■ Source document ■
No sense talking about 2013.

I tend to write my "last week of December" articles on vacation at a family member's house, which makes me less inclined to write my typical 4,000-word tirades.

Furthermore, there is a tendency at this time of year to write some manner of retrospective article trying to make sense of 2013. While learning from past mistakes is a good way to avoid repeating them, everyone is writing a retrospective article this week.

Daring to be different, I decided to talk about something a little more exciting than 2013: 2014.

What's in Store

I love writing for the free side of Quiet Speculation. There is a lot of prestige associated with the Insider side but I enjoy writing for a broad audience and having my work shared outside of the site.

There is a decent chance that you, the reader of this and hopefully others of my articles, are not an insider. Having my work on the free side means anyone can read it, and I sometimes wonder whether Insider writers wish that more than just insiders could see a particularly good article they'd written.

(Records excerpted from a collection)
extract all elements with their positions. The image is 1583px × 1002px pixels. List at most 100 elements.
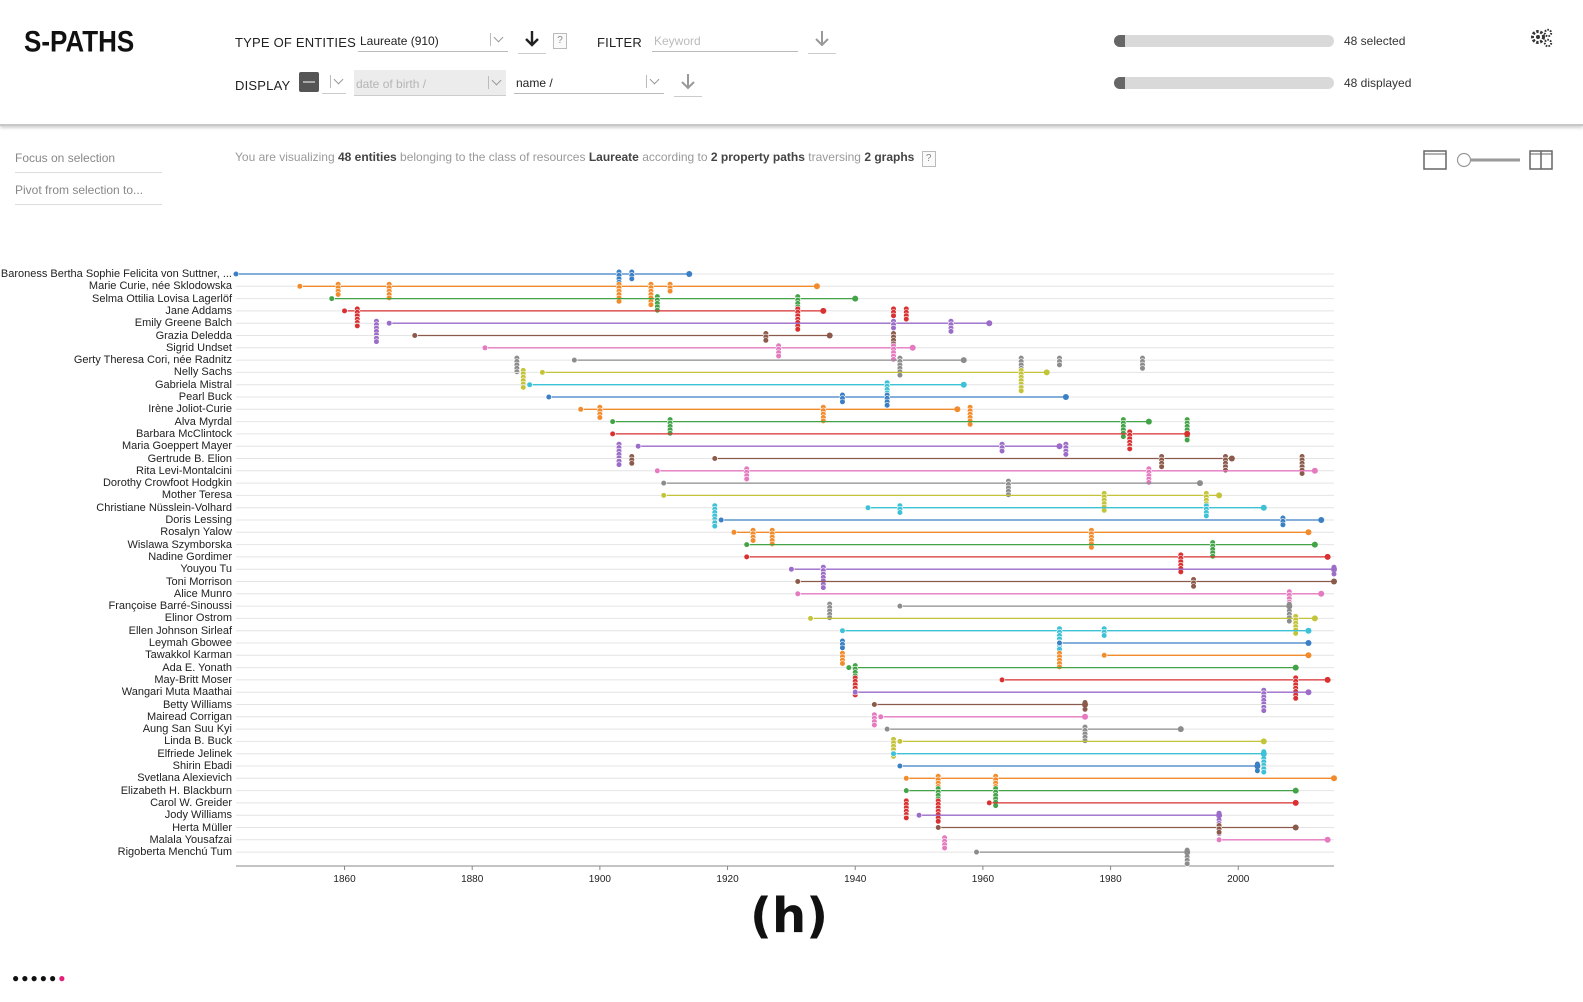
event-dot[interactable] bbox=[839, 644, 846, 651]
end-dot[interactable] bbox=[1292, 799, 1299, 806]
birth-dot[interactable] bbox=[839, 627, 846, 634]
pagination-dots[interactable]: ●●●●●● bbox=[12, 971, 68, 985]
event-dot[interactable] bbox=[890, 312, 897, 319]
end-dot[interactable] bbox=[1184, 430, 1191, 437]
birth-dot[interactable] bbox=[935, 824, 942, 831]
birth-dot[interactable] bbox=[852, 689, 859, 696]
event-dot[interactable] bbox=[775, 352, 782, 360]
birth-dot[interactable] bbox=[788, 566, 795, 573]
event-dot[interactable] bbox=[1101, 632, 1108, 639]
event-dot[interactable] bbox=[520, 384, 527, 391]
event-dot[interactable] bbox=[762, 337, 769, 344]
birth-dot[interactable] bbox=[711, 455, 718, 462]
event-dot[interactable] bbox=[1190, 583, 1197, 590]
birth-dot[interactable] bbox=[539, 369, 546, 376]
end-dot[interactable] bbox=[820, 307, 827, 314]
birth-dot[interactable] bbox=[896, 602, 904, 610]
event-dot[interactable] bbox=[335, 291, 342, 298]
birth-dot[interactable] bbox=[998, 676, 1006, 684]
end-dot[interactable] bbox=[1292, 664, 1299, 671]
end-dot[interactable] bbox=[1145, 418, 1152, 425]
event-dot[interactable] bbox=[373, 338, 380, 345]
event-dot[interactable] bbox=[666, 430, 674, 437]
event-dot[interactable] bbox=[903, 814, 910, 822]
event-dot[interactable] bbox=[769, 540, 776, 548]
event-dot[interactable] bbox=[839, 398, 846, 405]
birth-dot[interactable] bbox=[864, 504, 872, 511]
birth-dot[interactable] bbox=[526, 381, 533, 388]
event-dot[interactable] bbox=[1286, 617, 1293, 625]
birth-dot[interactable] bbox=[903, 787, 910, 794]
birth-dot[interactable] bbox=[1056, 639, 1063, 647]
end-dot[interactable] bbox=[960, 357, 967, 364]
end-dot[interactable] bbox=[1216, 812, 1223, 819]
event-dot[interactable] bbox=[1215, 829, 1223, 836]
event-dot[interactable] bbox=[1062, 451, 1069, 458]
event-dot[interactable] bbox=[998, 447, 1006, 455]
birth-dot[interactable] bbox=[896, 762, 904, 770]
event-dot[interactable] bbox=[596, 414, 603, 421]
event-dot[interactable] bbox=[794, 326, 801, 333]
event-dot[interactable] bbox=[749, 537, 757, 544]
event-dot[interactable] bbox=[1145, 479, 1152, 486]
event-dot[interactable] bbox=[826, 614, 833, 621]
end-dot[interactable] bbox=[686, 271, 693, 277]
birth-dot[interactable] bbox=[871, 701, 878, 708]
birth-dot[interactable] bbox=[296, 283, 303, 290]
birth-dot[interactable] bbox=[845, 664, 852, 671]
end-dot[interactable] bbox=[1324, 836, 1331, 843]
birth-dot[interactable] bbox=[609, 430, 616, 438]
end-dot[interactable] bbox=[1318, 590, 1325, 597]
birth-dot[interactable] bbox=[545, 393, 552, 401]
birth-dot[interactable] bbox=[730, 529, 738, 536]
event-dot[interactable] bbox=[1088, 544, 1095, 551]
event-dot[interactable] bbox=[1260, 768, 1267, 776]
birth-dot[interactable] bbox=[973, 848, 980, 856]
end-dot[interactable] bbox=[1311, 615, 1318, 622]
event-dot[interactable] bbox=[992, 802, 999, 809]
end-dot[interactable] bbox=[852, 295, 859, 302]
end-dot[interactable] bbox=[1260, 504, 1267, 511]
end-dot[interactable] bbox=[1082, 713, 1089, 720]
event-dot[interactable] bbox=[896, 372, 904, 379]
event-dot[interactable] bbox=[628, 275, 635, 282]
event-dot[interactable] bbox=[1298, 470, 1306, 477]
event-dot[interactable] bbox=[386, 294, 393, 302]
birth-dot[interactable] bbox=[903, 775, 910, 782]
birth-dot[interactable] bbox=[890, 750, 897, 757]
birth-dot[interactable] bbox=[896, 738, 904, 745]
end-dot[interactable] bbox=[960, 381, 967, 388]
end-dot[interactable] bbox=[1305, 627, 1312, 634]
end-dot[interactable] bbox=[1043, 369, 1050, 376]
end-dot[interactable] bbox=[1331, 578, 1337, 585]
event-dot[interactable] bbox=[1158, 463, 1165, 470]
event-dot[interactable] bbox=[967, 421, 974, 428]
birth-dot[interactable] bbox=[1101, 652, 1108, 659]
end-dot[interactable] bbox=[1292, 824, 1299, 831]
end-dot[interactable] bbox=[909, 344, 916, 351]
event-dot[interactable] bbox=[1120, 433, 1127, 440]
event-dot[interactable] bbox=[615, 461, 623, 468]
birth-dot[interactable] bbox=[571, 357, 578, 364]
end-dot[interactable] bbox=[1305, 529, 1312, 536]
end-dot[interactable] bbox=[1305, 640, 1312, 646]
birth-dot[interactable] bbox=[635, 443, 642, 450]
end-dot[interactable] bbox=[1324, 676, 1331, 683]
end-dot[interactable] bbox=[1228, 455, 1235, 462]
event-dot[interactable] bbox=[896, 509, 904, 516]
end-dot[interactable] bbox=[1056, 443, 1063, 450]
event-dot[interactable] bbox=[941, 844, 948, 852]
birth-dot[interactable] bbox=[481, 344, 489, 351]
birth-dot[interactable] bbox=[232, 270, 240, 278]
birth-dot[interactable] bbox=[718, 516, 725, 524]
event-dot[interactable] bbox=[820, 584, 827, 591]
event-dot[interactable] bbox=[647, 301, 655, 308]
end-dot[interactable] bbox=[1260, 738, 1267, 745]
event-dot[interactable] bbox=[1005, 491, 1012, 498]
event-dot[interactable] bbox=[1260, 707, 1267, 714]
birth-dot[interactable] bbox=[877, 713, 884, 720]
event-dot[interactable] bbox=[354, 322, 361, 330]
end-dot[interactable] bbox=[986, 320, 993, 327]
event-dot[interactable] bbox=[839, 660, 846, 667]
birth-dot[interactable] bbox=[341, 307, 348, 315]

■ Goal ■
In the article about writing for Quiet Speculation, where does the writer usually write the "last week of December" articles?

■ Exercise result ■
On vacation at a family member's house.